- [WHAT THIS TASK INVOLVES]
Extract all lines that hold the string "JSON".

##### RECORDS #####

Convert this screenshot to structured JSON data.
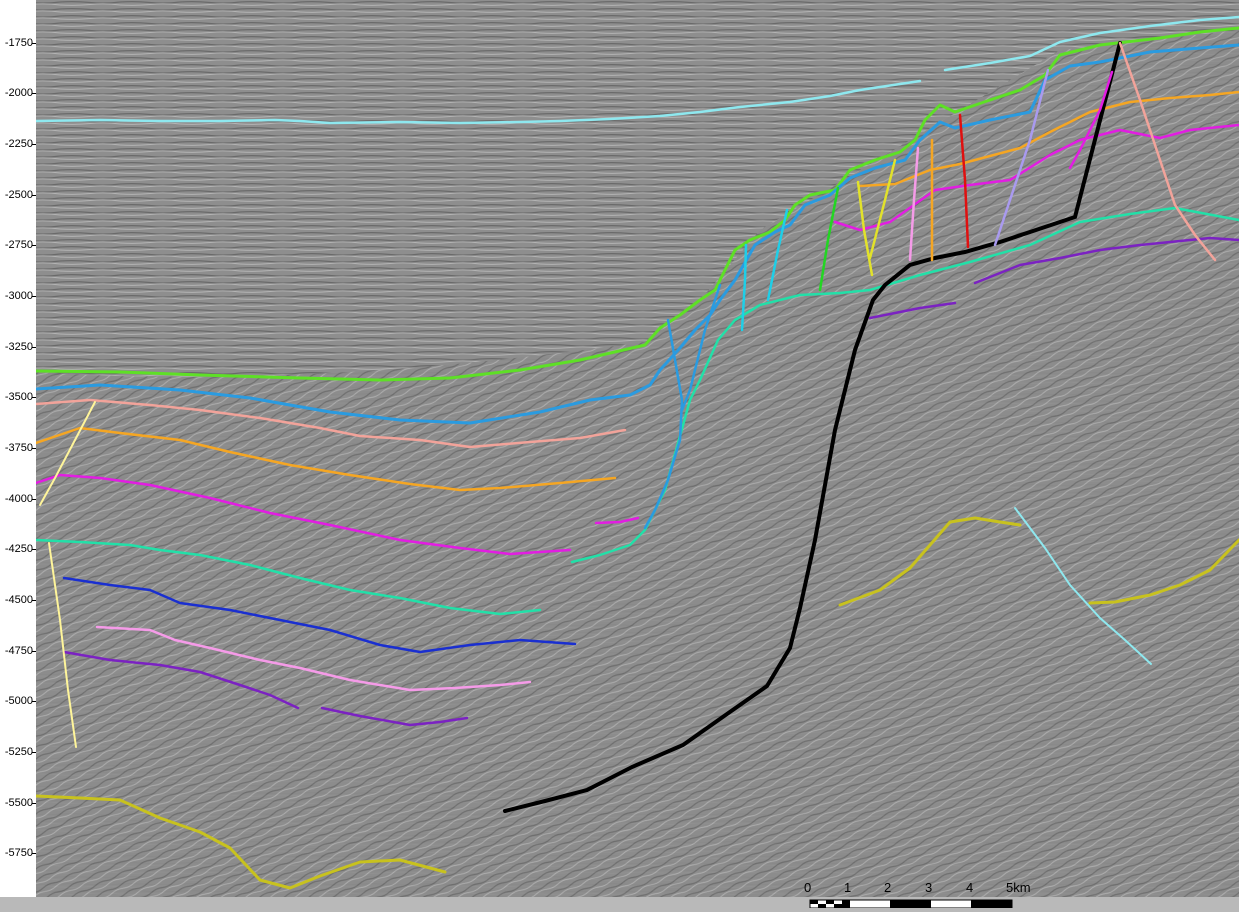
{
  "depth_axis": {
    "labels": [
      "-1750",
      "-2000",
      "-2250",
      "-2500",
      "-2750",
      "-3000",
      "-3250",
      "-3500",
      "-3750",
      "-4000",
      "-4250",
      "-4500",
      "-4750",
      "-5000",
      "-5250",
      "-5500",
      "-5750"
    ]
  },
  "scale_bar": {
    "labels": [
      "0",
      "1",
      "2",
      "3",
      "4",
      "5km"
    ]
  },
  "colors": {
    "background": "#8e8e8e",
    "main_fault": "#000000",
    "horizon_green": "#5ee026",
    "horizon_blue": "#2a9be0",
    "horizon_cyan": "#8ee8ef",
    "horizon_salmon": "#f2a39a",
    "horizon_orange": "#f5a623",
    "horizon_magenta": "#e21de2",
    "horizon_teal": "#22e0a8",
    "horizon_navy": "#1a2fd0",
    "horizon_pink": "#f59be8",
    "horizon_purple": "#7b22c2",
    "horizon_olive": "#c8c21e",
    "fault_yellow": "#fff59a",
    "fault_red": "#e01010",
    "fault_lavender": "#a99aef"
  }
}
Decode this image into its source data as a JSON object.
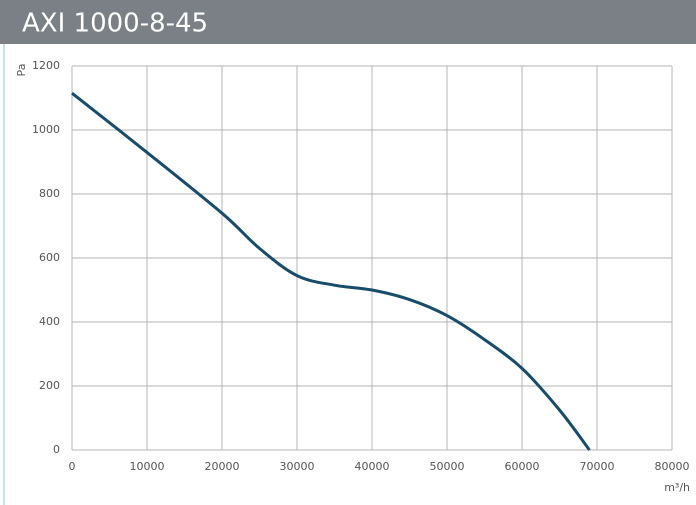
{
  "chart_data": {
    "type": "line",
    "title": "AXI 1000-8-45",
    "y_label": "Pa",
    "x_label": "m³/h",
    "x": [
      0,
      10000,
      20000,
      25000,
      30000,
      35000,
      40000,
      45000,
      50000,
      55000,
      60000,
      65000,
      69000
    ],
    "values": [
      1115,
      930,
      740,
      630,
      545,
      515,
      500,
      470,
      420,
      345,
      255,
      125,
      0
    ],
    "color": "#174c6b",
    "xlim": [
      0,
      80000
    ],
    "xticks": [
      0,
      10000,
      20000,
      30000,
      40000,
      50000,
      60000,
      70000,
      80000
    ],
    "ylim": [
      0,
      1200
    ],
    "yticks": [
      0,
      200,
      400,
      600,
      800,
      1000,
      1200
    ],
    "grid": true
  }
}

#####

- [SOLUTION TO THE EXERCISE]
Convert this screenshot to structured JSON data.
Decode this image into its source data as a JSON object.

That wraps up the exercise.